### Your goal
Reproduce, word for word, the entries from the line containing "y-tick-label: 10.0 <box>14 385 35 397</box>" through the line containing "series-line <box>36 60 774 551</box>".

### Records from a data source
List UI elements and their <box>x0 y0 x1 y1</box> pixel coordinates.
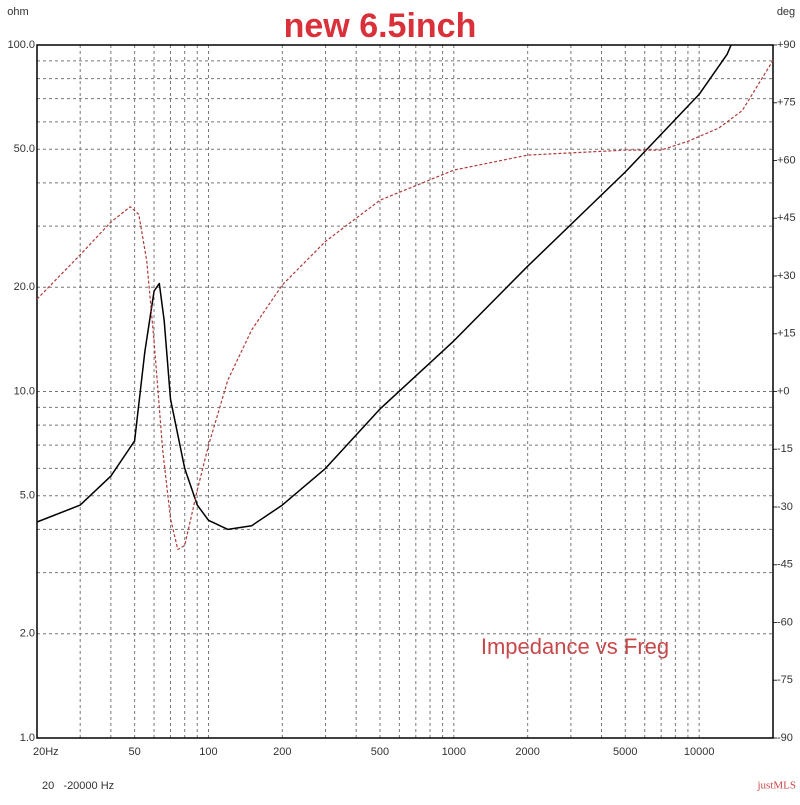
y-tick-label: 10.0 <box>14 385 35 397</box>
series-line <box>36 44 732 531</box>
y2-tick-label: +15 <box>777 328 796 340</box>
y-tick-label: 1.0 <box>20 732 35 744</box>
y2-tick-label: +30 <box>777 270 796 282</box>
y-tick-label: 50.0 <box>14 143 35 155</box>
y2-tick-label: -15 <box>777 443 793 455</box>
series-line <box>36 60 774 551</box>
x-tick-label: 100 <box>199 746 217 758</box>
y-tick-label: 2.0 <box>20 628 35 640</box>
x-tick-label: 1000 <box>442 746 466 758</box>
y-tick-label: 20.0 <box>14 281 35 293</box>
y2-tick-label: -45 <box>777 559 793 571</box>
y-tick-label: 100.0 <box>7 39 35 51</box>
y2-axis-label: deg <box>777 6 795 18</box>
x-tick-label: 500 <box>371 746 389 758</box>
footer-range: 20 -20000 Hz <box>42 780 114 792</box>
y2-tick-label: -90 <box>777 732 793 744</box>
x-tick-label: 2000 <box>515 746 539 758</box>
x-tick-label: 50 <box>129 746 141 758</box>
x-tick-label: 200 <box>273 746 291 758</box>
y2-tick-label: +75 <box>777 97 796 109</box>
plot-border <box>36 44 774 739</box>
y2-tick-label: +90 <box>777 39 796 51</box>
y2-tick-label: -60 <box>777 616 793 628</box>
y-axis-label: ohm <box>7 6 28 18</box>
y2-tick-label: -75 <box>777 674 793 686</box>
footer-brand: justMLS <box>756 780 796 792</box>
x-tick-label: 10000 <box>684 746 715 758</box>
y2-tick-label: +45 <box>777 212 796 224</box>
y2-tick-label: +60 <box>777 154 796 166</box>
y-tick-label: 5.0 <box>20 490 35 502</box>
x-tick-label: 20Hz <box>33 746 59 758</box>
annotation: Impedance vs Freg <box>481 634 669 659</box>
y2-tick-label: +0 <box>777 385 790 397</box>
chart-title: new 6.5inch <box>284 7 477 45</box>
y2-tick-label: -30 <box>777 501 793 513</box>
x-tick-label: 5000 <box>613 746 637 758</box>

### Result for this exercise
y-tick-label: 10.0 <box>14 385 35 397</box>
series-line <box>36 44 732 531</box>
y2-tick-label: +15 <box>777 328 796 340</box>
y-tick-label: 1.0 <box>20 732 35 744</box>
y2-tick-label: +30 <box>777 270 796 282</box>
y-tick-label: 50.0 <box>14 143 35 155</box>
y2-tick-label: -15 <box>777 443 793 455</box>
series-line <box>36 60 774 551</box>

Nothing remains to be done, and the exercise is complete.